= TASK REQUIREMENTS =
Exactly repeat the material, dropping every picture from the copy.

= EXERCISE INPUTS =
★ ★ ★ ★ ★

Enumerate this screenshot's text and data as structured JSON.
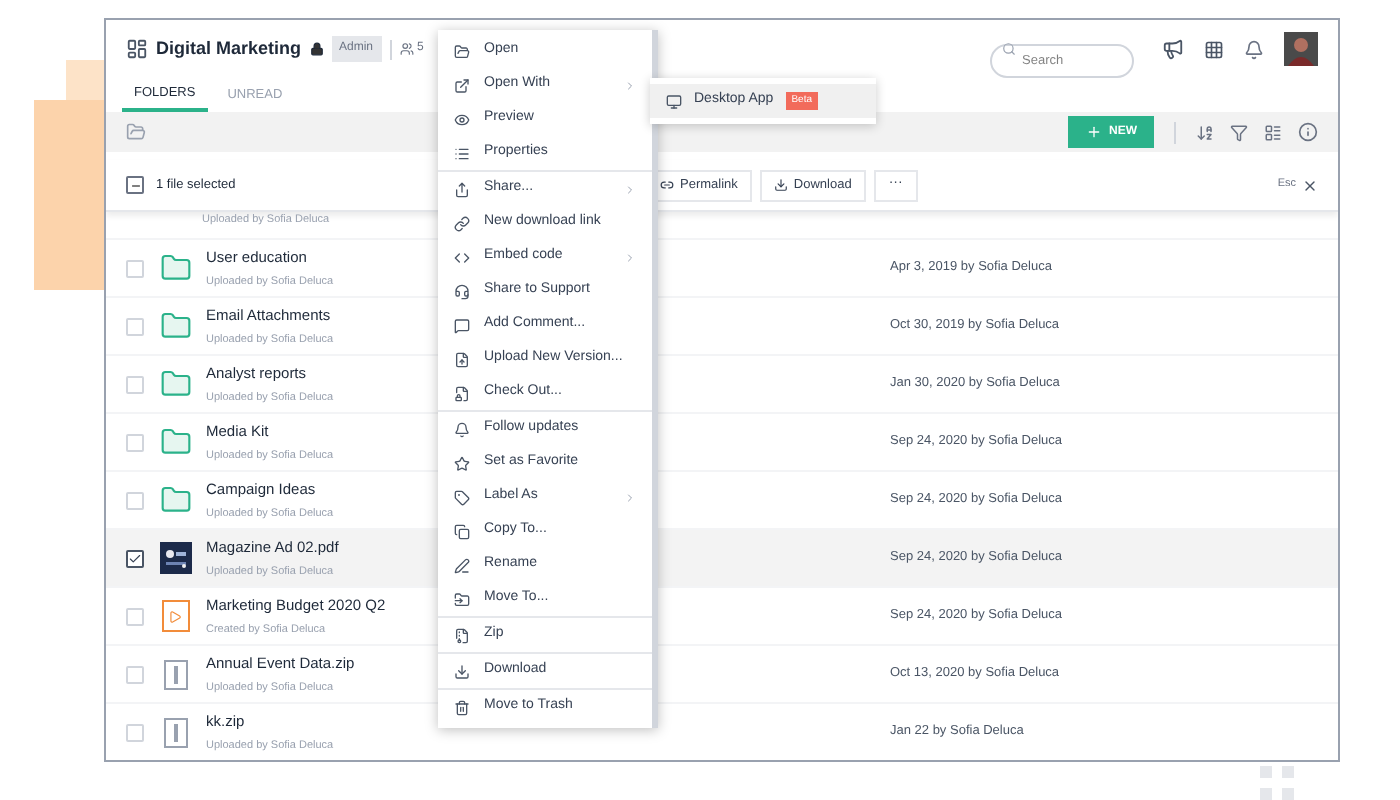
{
  "header": {
    "title": "Digital Marketing",
    "role_badge": "Admin",
    "member_count": "5"
  },
  "search": {
    "placeholder": "Search"
  },
  "tabs": [
    {
      "label": "FOLDERS",
      "selected": true
    },
    {
      "label": "UNREAD",
      "selected": false
    }
  ],
  "toolbar": {
    "new_button": "NEW"
  },
  "selection_bar": {
    "indeterminate": true,
    "count_text": "1 file selected",
    "actions": [
      "Permalink",
      "Download"
    ],
    "more": "···",
    "esc": "Esc"
  },
  "clipped_row": {
    "subtitle": "Uploaded by Sofia Deluca"
  },
  "files": [
    {
      "name": "User education",
      "subtitle": "Uploaded by Sofia Deluca",
      "date": "Apr 3, 2019 by Sofia Deluca",
      "kind": "folder",
      "checked": false,
      "selected": false
    },
    {
      "name": "Email Attachments",
      "subtitle": "Uploaded by Sofia Deluca",
      "date": "Oct 30, 2019 by Sofia Deluca",
      "kind": "folder",
      "checked": false,
      "selected": false
    },
    {
      "name": "Analyst reports",
      "subtitle": "Uploaded by Sofia Deluca",
      "date": "Jan 30, 2020 by Sofia Deluca",
      "kind": "folder",
      "checked": false,
      "selected": false
    },
    {
      "name": "Media Kit",
      "subtitle": "Uploaded by Sofia Deluca",
      "date": "Sep 24, 2020 by Sofia Deluca",
      "kind": "folder",
      "checked": false,
      "selected": false
    },
    {
      "name": "Campaign Ideas",
      "subtitle": "Uploaded by Sofia Deluca",
      "date": "Sep 24, 2020 by Sofia Deluca",
      "kind": "folder",
      "checked": false,
      "selected": false
    },
    {
      "name": "Magazine Ad 02.pdf",
      "subtitle": "Uploaded by Sofia Deluca",
      "date": "Sep 24, 2020 by Sofia Deluca",
      "checked": true,
      "selected": true
    },
    {
      "name": "Marketing Budget 2020 Q2",
      "subtitle": "Created by Sofia Deluca",
      "date": "Sep 24, 2020 by Sofia Deluca",
      "kind": "video",
      "checked": false,
      "selected": false
    },
    {
      "name": "Annual Event Data.zip",
      "subtitle": "Uploaded by Sofia Deluca",
      "date": "Oct 13, 2020 by Sofia Deluca",
      "kind": "zip",
      "checked": false,
      "selected": false
    },
    {
      "name": "kk.zip",
      "subtitle": "Uploaded by Sofia Deluca",
      "date": "Jan 22 by Sofia Deluca",
      "kind": "zip",
      "checked": false,
      "selected": false
    }
  ],
  "context_menu": {
    "sections": [
      [
        {
          "label": "Open",
          "submenu": false
        },
        {
          "label": "Open With",
          "submenu": true
        },
        {
          "label": "Preview",
          "submenu": false
        },
        {
          "label": "Properties",
          "submenu": false
        }
      ],
      [
        {
          "label": "Share...",
          "submenu": true
        },
        {
          "label": "New download link",
          "submenu": false
        },
        {
          "label": "Embed code",
          "submenu": true
        },
        {
          "label": "Share to Support",
          "submenu": false
        },
        {
          "label": "Add Comment...",
          "submenu": false
        },
        {
          "label": "Upload New Version...",
          "submenu": false
        },
        {
          "label": "Check Out...",
          "submenu": false
        }
      ],
      [
        {
          "label": "Follow updates",
          "submenu": false
        },
        {
          "label": "Set as Favorite",
          "submenu": false
        },
        {
          "label": "Label As",
          "submenu": true
        },
        {
          "label": "Copy To...",
          "submenu": false
        },
        {
          "label": "Rename",
          "submenu": false
        },
        {
          "label": "Move To...",
          "submenu": false
        }
      ],
      [
        {
          "label": "Zip",
          "submenu": false
        }
      ],
      [
        {
          "label": "Download",
          "submenu": false
        }
      ],
      [
        {
          "label": "Move to Trash",
          "submenu": false
        }
      ]
    ]
  },
  "submenu": {
    "label": "Desktop App",
    "badge": "Beta"
  }
}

★ ★ ★ ★ ★

= RESULT OF THE EXERCISE =
Enumerate this screenshot's text and data as structured JSON.
{
  "header": {
    "title": "Digital Marketing",
    "role_badge": "Admin",
    "member_count": "5"
  },
  "search": {
    "placeholder": "Search"
  },
  "tabs": [
    {
      "label": "FOLDERS",
      "selected": true
    },
    {
      "label": "UNREAD",
      "selected": false
    }
  ],
  "toolbar": {
    "new_button": "NEW"
  },
  "selection_bar": {
    "indeterminate": true,
    "count_text": "1 file selected",
    "actions": [
      "Permalink",
      "Download"
    ],
    "more": "···",
    "esc": "Esc"
  },
  "clipped_row": {
    "subtitle": "Uploaded by Sofia Deluca"
  },
  "files": [
    {
      "name": "User education",
      "subtitle": "Uploaded by Sofia Deluca",
      "date": "Apr 3, 2019 by Sofia Deluca",
      "kind": "folder",
      "checked": false,
      "selected": false
    },
    {
      "name": "Email Attachments",
      "subtitle": "Uploaded by Sofia Deluca",
      "date": "Oct 30, 2019 by Sofia Deluca",
      "kind": "folder",
      "checked": false,
      "selected": false
    },
    {
      "name": "Analyst reports",
      "subtitle": "Uploaded by Sofia Deluca",
      "date": "Jan 30, 2020 by Sofia Deluca",
      "kind": "folder",
      "checked": false,
      "selected": false
    },
    {
      "name": "Media Kit",
      "subtitle": "Uploaded by Sofia Deluca",
      "date": "Sep 24, 2020 by Sofia Deluca",
      "kind": "folder",
      "checked": false,
      "selected": false
    },
    {
      "name": "Campaign Ideas",
      "subtitle": "Uploaded by Sofia Deluca",
      "date": "Sep 24, 2020 by Sofia Deluca",
      "kind": "folder",
      "checked": false,
      "selected": false
    },
    {
      "name": "Magazine Ad 02.pdf",
      "subtitle": "Uploaded by Sofia Deluca",
      "date": "Sep 24, 2020 by Sofia Deluca",
      "checked": true,
      "selected": true
    },
    {
      "name": "Marketing Budget 2020 Q2",
      "subtitle": "Created by Sofia Deluca",
      "date": "Sep 24, 2020 by Sofia Deluca",
      "kind": "video",
      "checked": false,
      "selected": false
    },
    {
      "name": "Annual Event Data.zip",
      "subtitle": "Uploaded by Sofia Deluca",
      "date": "Oct 13, 2020 by Sofia Deluca",
      "kind": "zip",
      "checked": false,
      "selected": false
    },
    {
      "name": "kk.zip",
      "subtitle": "Uploaded by Sofia Deluca",
      "date": "Jan 22 by Sofia Deluca",
      "kind": "zip",
      "checked": false,
      "selected": false
    }
  ],
  "context_menu": {
    "sections": [
      [
        {
          "label": "Open",
          "submenu": false
        },
        {
          "label": "Open With",
          "submenu": true
        },
        {
          "label": "Preview",
          "submenu": false
        },
        {
          "label": "Properties",
          "submenu": false
        }
      ],
      [
        {
          "label": "Share...",
          "submenu": true
        },
        {
          "label": "New download link",
          "submenu": false
        },
        {
          "label": "Embed code",
          "submenu": true
        },
        {
          "label": "Share to Support",
          "submenu": false
        },
        {
          "label": "Add Comment...",
          "submenu": false
        },
        {
          "label": "Upload New Version...",
          "submenu": false
        },
        {
          "label": "Check Out...",
          "submenu": false
        }
      ],
      [
        {
          "label": "Follow updates",
          "submenu": false
        },
        {
          "label": "Set as Favorite",
          "submenu": false
        },
        {
          "label": "Label As",
          "submenu": true
        },
        {
          "label": "Copy To...",
          "submenu": false
        },
        {
          "label": "Rename",
          "submenu": false
        },
        {
          "label": "Move To...",
          "submenu": false
        }
      ],
      [
        {
          "label": "Zip",
          "submenu": false
        }
      ],
      [
        {
          "label": "Download",
          "submenu": false
        }
      ],
      [
        {
          "label": "Move to Trash",
          "submenu": false
        }
      ]
    ]
  },
  "submenu": {
    "label": "Desktop App",
    "badge": "Beta"
  }
}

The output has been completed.